[Work to be completed]
Copy out each line of the material in which the word "color" appears.

===== Raw records

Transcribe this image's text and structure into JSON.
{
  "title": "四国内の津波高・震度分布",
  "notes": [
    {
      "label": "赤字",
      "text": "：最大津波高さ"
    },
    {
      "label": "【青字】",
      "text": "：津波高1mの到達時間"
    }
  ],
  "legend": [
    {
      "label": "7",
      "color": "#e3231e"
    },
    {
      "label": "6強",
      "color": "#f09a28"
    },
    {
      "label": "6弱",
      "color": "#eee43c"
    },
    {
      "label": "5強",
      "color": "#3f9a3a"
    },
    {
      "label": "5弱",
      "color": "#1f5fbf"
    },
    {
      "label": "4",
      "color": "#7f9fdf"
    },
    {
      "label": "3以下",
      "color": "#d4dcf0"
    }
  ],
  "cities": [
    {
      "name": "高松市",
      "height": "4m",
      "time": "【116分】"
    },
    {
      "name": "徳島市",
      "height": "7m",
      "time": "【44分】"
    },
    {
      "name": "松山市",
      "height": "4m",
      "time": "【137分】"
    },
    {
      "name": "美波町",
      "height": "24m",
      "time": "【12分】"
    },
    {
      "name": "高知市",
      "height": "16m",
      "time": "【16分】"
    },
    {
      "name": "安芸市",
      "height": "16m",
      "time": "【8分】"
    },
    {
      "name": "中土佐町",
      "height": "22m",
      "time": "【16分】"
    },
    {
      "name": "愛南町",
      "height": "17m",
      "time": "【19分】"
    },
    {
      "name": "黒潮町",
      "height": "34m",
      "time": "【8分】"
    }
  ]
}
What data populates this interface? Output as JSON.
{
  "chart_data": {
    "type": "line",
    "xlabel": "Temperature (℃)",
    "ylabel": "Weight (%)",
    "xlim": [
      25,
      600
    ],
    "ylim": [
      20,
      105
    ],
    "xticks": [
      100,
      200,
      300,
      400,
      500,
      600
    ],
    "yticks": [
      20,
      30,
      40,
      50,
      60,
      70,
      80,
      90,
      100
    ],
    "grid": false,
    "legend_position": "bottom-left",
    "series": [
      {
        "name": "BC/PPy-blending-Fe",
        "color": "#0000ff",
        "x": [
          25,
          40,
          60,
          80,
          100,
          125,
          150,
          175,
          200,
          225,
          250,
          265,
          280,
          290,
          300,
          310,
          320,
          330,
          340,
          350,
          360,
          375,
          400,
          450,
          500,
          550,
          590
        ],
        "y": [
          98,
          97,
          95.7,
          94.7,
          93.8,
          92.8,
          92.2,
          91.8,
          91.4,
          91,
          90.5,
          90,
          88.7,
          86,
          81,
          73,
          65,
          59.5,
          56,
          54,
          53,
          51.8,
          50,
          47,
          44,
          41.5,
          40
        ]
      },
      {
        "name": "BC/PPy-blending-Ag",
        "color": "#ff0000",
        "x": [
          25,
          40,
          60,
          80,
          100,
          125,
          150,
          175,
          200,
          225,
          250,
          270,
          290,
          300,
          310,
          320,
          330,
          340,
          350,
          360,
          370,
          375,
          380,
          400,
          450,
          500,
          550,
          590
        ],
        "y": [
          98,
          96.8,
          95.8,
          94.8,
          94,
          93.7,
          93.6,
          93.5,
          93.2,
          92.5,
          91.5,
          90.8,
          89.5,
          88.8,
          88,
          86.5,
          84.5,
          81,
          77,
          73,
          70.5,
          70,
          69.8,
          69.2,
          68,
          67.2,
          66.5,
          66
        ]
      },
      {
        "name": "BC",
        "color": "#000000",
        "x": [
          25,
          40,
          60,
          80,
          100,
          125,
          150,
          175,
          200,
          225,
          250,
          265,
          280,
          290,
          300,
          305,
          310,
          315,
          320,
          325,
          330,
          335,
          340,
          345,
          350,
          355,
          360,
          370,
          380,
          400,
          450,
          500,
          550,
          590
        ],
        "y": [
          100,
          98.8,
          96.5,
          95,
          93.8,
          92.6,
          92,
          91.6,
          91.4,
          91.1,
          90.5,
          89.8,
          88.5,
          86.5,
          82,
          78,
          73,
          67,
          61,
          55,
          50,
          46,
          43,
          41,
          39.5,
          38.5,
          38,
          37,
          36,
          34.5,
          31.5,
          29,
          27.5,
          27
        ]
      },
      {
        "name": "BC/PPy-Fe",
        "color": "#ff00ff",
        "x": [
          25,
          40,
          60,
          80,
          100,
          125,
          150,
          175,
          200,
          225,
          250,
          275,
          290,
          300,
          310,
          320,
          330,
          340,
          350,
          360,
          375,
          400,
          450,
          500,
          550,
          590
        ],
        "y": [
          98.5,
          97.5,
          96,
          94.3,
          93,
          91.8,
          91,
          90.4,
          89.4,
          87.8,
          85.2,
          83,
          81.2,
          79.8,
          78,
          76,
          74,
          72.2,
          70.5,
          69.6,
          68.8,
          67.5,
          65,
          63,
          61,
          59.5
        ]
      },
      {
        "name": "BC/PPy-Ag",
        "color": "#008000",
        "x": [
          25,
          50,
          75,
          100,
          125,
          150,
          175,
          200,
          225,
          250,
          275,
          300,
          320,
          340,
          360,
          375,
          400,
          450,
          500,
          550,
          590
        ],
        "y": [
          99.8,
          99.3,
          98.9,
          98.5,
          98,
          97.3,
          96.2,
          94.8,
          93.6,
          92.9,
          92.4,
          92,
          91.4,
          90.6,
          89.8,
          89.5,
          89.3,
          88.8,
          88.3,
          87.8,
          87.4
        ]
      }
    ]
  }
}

==========

[Answer for the task]
      "color": "#e3231e"
      "color": "#f09a28"
      "color": "#eee43c"
      "color": "#3f9a3a"
      "color": "#1f5fbf"
      "color": "#7f9fdf"
      "color": "#d4dcf0"
        "color": "#0000ff",
        "color": "#ff0000",
        "color": "#000000",
        "color": "#ff00ff",
        "color": "#008000",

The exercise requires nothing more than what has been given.